**Directions:** Copy every record below, exactly as written.

**Data to use:**
○ ○ ○ ○ ○

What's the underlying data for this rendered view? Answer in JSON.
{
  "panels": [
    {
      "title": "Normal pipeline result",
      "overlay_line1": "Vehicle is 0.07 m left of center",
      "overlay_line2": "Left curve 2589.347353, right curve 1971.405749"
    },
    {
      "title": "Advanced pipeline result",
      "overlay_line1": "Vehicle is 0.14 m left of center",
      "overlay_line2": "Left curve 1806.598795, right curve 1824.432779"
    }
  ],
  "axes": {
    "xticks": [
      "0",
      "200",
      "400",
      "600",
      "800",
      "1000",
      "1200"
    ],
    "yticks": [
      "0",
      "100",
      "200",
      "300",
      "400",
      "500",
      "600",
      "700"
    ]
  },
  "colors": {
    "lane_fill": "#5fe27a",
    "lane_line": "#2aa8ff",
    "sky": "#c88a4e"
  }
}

○ ○ ○ ○ ○

**Written reply:**
What's the underlying data for this rendered view? Answer in JSON.
{
  "panels": [
    {
      "title": "Normal pipeline result",
      "overlay_line1": "Vehicle is 0.07 m left of center",
      "overlay_line2": "Left curve 2589.347353, right curve 1971.405749"
    },
    {
      "title": "Advanced pipeline result",
      "overlay_line1": "Vehicle is 0.14 m left of center",
      "overlay_line2": "Left curve 1806.598795, right curve 1824.432779"
    }
  ],
  "axes": {
    "xticks": [
      "0",
      "200",
      "400",
      "600",
      "800",
      "1000",
      "1200"
    ],
    "yticks": [
      "0",
      "100",
      "200",
      "300",
      "400",
      "500",
      "600",
      "700"
    ]
  },
  "colors": {
    "lane_fill": "#5fe27a",
    "lane_line": "#2aa8ff",
    "sky": "#c88a4e"
  }
}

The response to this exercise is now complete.